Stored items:
▼▼▼

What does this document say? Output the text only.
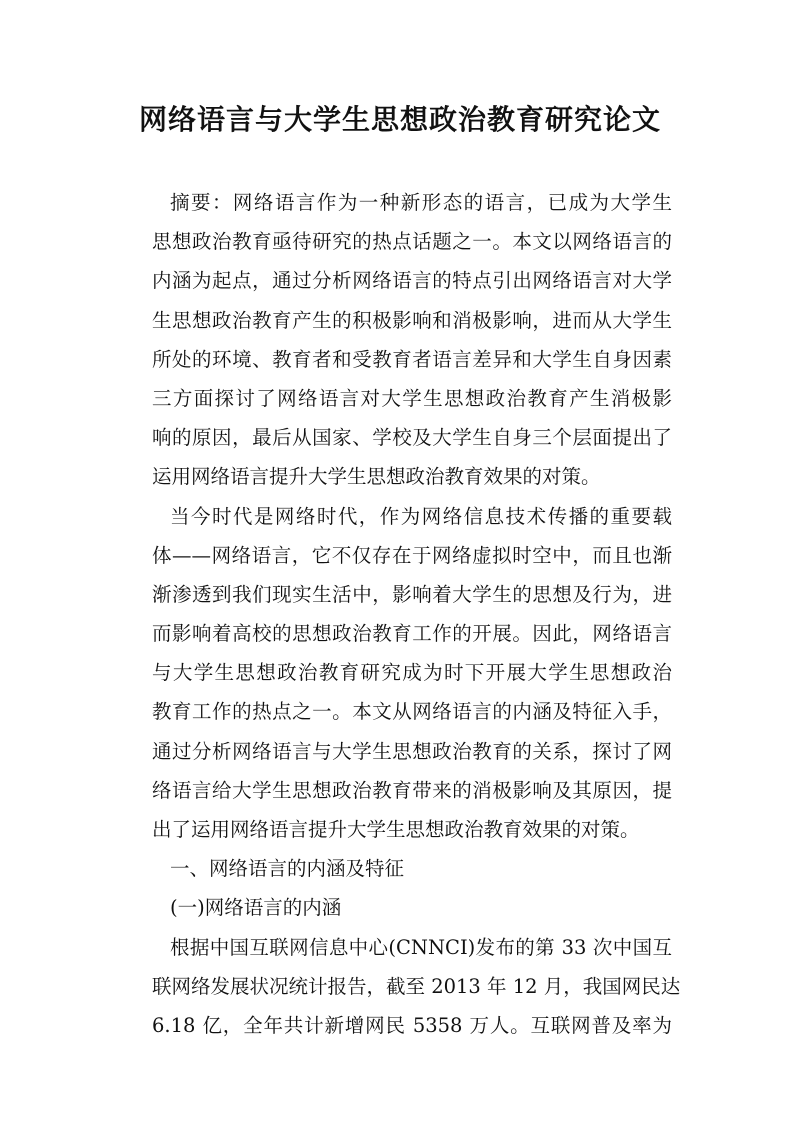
网络语言与大学生思想政治教育研究论文
摘要：网络语言作为一种新形态的语言，已成为大学生
思想政治教育亟待研究的热点话题之一。本文以网络语言的
内涵为起点，通过分析网络语言的特点引出网络语言对大学
生思想政治教育产生的积极影响和消极影响，进而从大学生
所处的环境、教育者和受教育者语言差异和大学生自身因素
三方面探讨了网络语言对大学生思想政治教育产生消极影
响的原因，最后从国家、学校及大学生自身三个层面提出了
运用网络语言提升大学生思想政治教育效果的对策。
当今时代是网络时代，作为网络信息技术传播的重要载
体——网络语言，它不仅存在于网络虚拟时空中，而且也渐
渐渗透到我们现实生活中，影响着大学生的思想及行为，进
而影响着高校的思想政治教育工作的开展。因此，网络语言
与大学生思想政治教育研究成为时下开展大学生思想政治
教育工作的热点之一。本文从网络语言的内涵及特征入手，
通过分析网络语言与大学生思想政治教育的关系，探讨了网
络语言给大学生思想政治教育带来的消极影响及其原因，提
出了运用网络语言提升大学生思想政治教育效果的对策。
一、网络语言的内涵及特征
(一)网络语言的内涵
根据中国互联网信息中心(CNNCI)发布的第 33 次中国互
联网络发展状况统计报告，截至 2013 年 12 月，我国网民达
6.18 亿，全年共计新增网民 5358 万人。互联网普及率为
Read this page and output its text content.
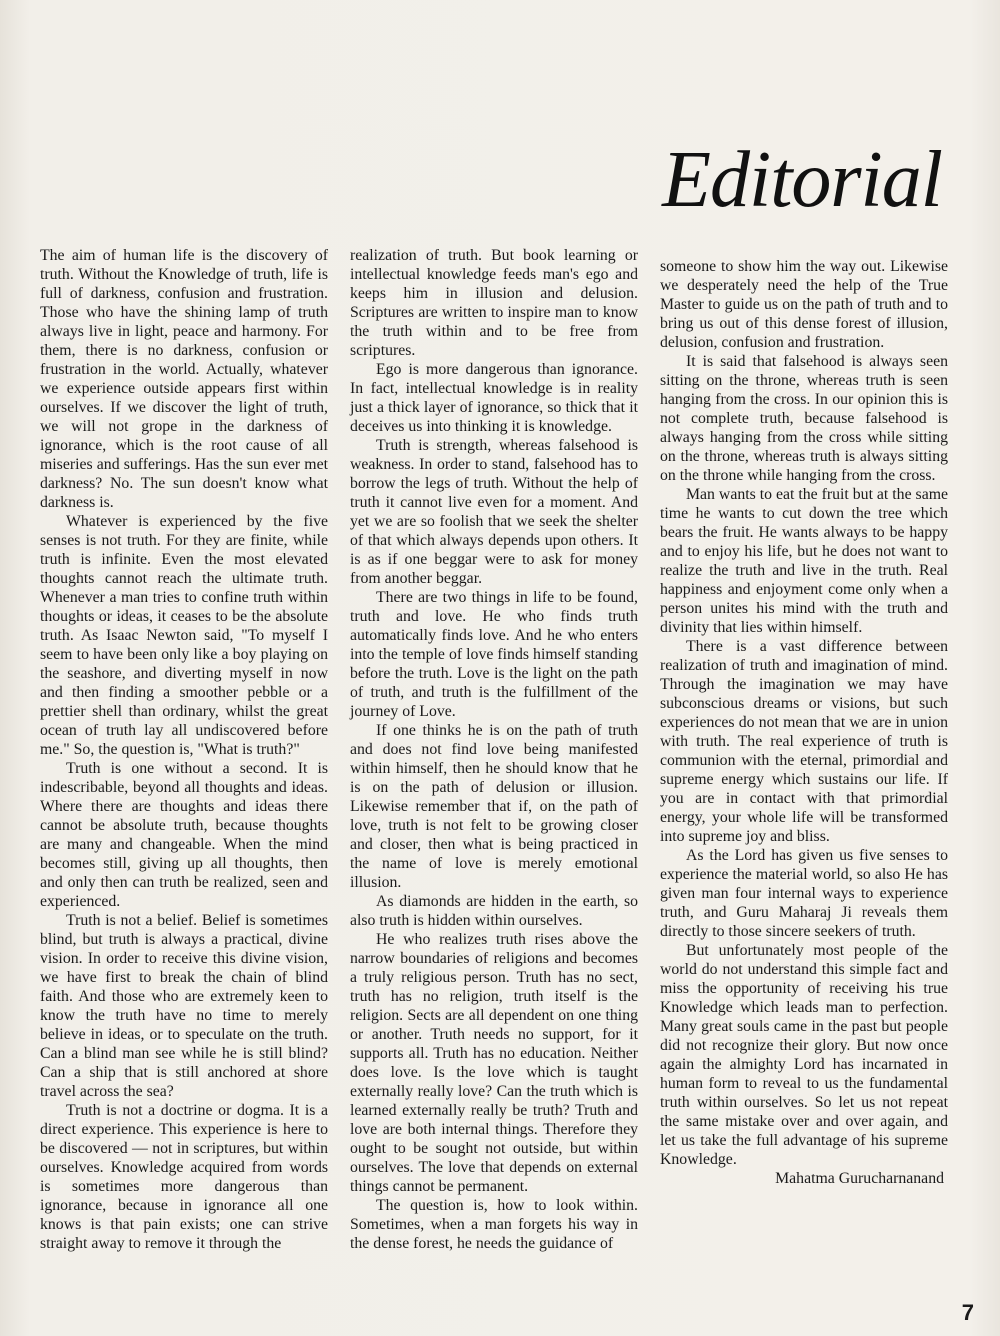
Editorial

The aim of human life is the discovery of truth. Without the Knowledge of truth, life is full of darkness, confusion and frustration. Those who have the shining lamp of truth always live in light, peace and harmony. For them, there is no darkness, confusion or frustration in the world. Actually, whatever we experience outside appears first within ourselves. If we discover the light of truth, we will not grope in the darkness of ignorance, which is the root cause of all miseries and sufferings. Has the sun ever met darkness? No. The sun doesn't know what darkness is.

Whatever is experienced by the five senses is not truth. For they are finite, while truth is infinite. Even the most elevated thoughts cannot reach the ultimate truth. Whenever a man tries to confine truth within thoughts or ideas, it ceases to be the absolute truth. As Isaac Newton said, "To myself I seem to have been only like a boy playing on the seashore, and diverting myself in now and then finding a smoother pebble or a prettier shell than ordinary, whilst the great ocean of truth lay all undiscovered before me." So, the question is, "What is truth?"

Truth is one without a second. It is indescribable, beyond all thoughts and ideas. Where there are thoughts and ideas there cannot be absolute truth, because thoughts are many and changeable. When the mind becomes still, giving up all thoughts, then and only then can truth be realized, seen and experienced.

Truth is not a belief. Belief is sometimes blind, but truth is always a practical, divine vision. In order to receive this divine vision, we have first to break the chain of blind faith. And those who are extremely keen to know the truth have no time to merely believe in ideas, or to speculate on the truth. Can a blind man see while he is still blind? Can a ship that is still anchored at shore travel across the sea?

Truth is not a doctrine or dogma. It is a direct experience. This experience is here to be discovered — not in scriptures, but within ourselves. Knowledge acquired from words is sometimes more dangerous than ignorance, because in ignorance all one knows is that pain exists; one can strive straight away to remove it through the

realization of truth. But book learning or intellectual knowledge feeds man's ego and keeps him in illusion and delusion. Scriptures are written to inspire man to know the truth within and to be free from scriptures.

Ego is more dangerous than ignorance. In fact, intellectual knowledge is in reality just a thick layer of ignorance, so thick that it deceives us into thinking it is knowledge.

Truth is strength, whereas falsehood is weakness. In order to stand, falsehood has to borrow the legs of truth. Without the help of truth it cannot live even for a moment. And yet we are so foolish that we seek the shelter of that which always depends upon others. It is as if one beggar were to ask for money from another beggar.

There are two things in life to be found, truth and love. He who finds truth automatically finds love. And he who enters into the temple of love finds himself standing before the truth. Love is the light on the path of truth, and truth is the fulfillment of the journey of Love.

If one thinks he is on the path of truth and does not find love being manifested within himself, then he should know that he is on the path of delusion or illusion. Likewise remember that if, on the path of love, truth is not felt to be growing closer and closer, then what is being practiced in the name of love is merely emotional illusion.

As diamonds are hidden in the earth, so also truth is hidden within ourselves.

He who realizes truth rises above the narrow boundaries of religions and becomes a truly religious person. Truth has no sect, truth has no religion, truth itself is the religion. Sects are all dependent on one thing or another. Truth needs no support, for it supports all. Truth has no education. Neither does love. Is the love which is taught externally really love? Can the truth which is learned externally really be truth? Truth and love are both internal things. Therefore they ought to be sought not outside, but within ourselves. The love that depends on external things cannot be permanent.

The question is, how to look within. Sometimes, when a man forgets his way in the dense forest, he needs the guidance of

someone to show him the way out. Likewise we desperately need the help of the True Master to guide us on the path of truth and to bring us out of this dense forest of illusion, delusion, confusion and frustration.

It is said that falsehood is always seen sitting on the throne, whereas truth is seen hanging from the cross. In our opinion this is not complete truth, because falsehood is always hanging from the cross while sitting on the throne, whereas truth is always sitting on the throne while hanging from the cross.

Man wants to eat the fruit but at the same time he wants to cut down the tree which bears the fruit. He wants always to be happy and to enjoy his life, but he does not want to realize the truth and live in the truth. Real happiness and enjoyment come only when a person unites his mind with the truth and divinity that lies within himself.

There is a vast difference between realization of truth and imagination of mind. Through the imagination we may have subconscious dreams or visions, but such experiences do not mean that we are in union with truth. The real experience of truth is communion with the eternal, primordial and supreme energy which sustains our life. If you are in contact with that primordial energy, your whole life will be transformed into supreme joy and bliss.

As the Lord has given us five senses to experience the material world, so also He has given man four internal ways to experience truth, and Guru Maharaj Ji reveals them directly to those sincere seekers of truth.

But unfortunately most people of the world do not understand this simple fact and miss the opportunity of receiving his true Knowledge which leads man to perfection. Many great souls came in the past but people did not recognize their glory. But now once again the almighty Lord has incarnated in human form to reveal to us the fundamental truth within ourselves. So let us not repeat the same mistake over and over again, and let us take the full advantage of his supreme Knowledge.

Mahatma Gurucharnanand

7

▲▲▲

Goal of the exercise
Search the entries for the word "before", then gather every line that has it.

Full output
Whatever is experienced by the five senses is not truth. For they are finite, while truth is infinite. Even the most elevated thoughts cannot reach the ultimate truth. Whenever a man tries to confine truth within thoughts or ideas, it ceases to be the absolute truth. As Isaac Newton said, "To myself I seem to have been only like a boy playing on the seashore, and diverting myself in now and then finding a smoother pebble or a prettier shell than ordinary, whilst the great ocean of truth lay all undiscovered before me." So, the question is, "What is truth?"
There are two things in life to be found, truth and love. He who finds truth automatically finds love. And he who enters into the temple of love finds himself standing before the truth. Love is the light on the path of truth, and truth is the fulfillment of the journey of Love.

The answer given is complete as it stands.